======== Input for this task

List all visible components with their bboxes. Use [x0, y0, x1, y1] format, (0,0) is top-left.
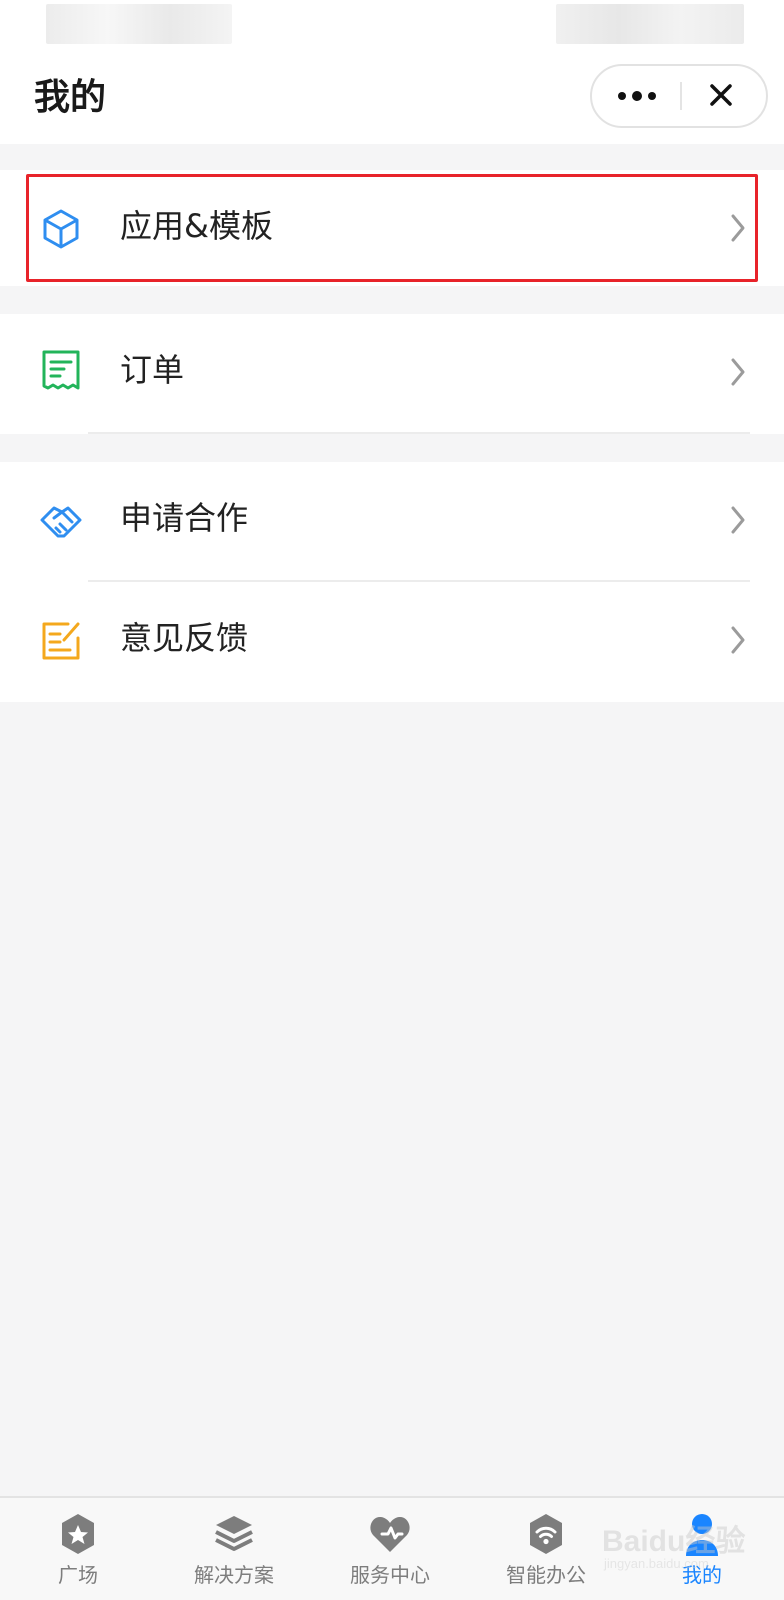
mini-program-capsule — [590, 64, 768, 128]
menu-group-orders: 订单 — [0, 314, 784, 434]
status-bar-left-blurred — [46, 4, 232, 44]
layers-icon — [215, 1516, 253, 1551]
menu-item-feedback[interactable]: 意见反馈 — [0, 582, 784, 698]
more-dot-icon — [618, 92, 626, 100]
watermark-url: jingyan.baidu.com — [604, 1556, 709, 1571]
menu-item-label: 意见反馈 — [120, 619, 249, 657]
chevron-right-icon — [731, 358, 745, 386]
menu-item-partnership[interactable]: 申请合作 — [0, 462, 784, 578]
close-button[interactable] — [682, 66, 766, 126]
tab-label: 广场 — [58, 1563, 98, 1587]
tab-service-center[interactable]: 服务中心 — [312, 1498, 468, 1600]
chevron-right-icon — [731, 626, 745, 654]
nav-bar: 我的 — [0, 52, 784, 144]
status-bar — [0, 0, 784, 52]
menu-group-support: 申请合作 意见反馈 — [0, 462, 784, 702]
chevron-right-icon — [731, 506, 745, 534]
wifi-shield-icon — [530, 1514, 562, 1554]
menu-item-orders[interactable]: 订单 — [0, 314, 784, 430]
menu-item-label: 申请合作 — [120, 499, 249, 537]
receipt-icon — [42, 350, 80, 390]
tab-label: 服务中心 — [350, 1563, 430, 1587]
watermark-brand: Baidu经验 — [602, 1525, 746, 1558]
tab-solutions[interactable]: 解决方案 — [156, 1498, 312, 1600]
close-icon — [710, 84, 732, 106]
baidu-watermark: Baidu经验 jingyan.baidu.com — [598, 1508, 768, 1578]
tab-plaza[interactable]: 广场 — [0, 1498, 156, 1600]
edit-note-icon — [42, 622, 80, 660]
heart-icon — [370, 1516, 410, 1552]
page-title: 我的 — [34, 77, 107, 118]
tab-label: 解决方案 — [194, 1563, 274, 1587]
row-divider — [88, 432, 750, 434]
highlight-box — [26, 174, 758, 282]
more-dot-icon — [648, 92, 656, 100]
menu-item-label: 订单 — [120, 351, 185, 389]
status-bar-right-blurred — [556, 4, 744, 44]
star-badge-icon — [62, 1514, 94, 1554]
handshake-icon — [40, 506, 82, 538]
more-dot-icon — [632, 91, 642, 101]
more-button[interactable] — [592, 66, 680, 126]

================

--- Instructions for the task ---
Extract each line of the listing that contains the string "申请合作". Case counts.

--- Task result ---
menu-item-partnership[interactable]: 申请合作 — [0, 462, 784, 578]
menu-group-support: 申请合作 意见反馈 — [0, 462, 784, 702]
menu-item-label: 申请合作 — [120, 499, 249, 537]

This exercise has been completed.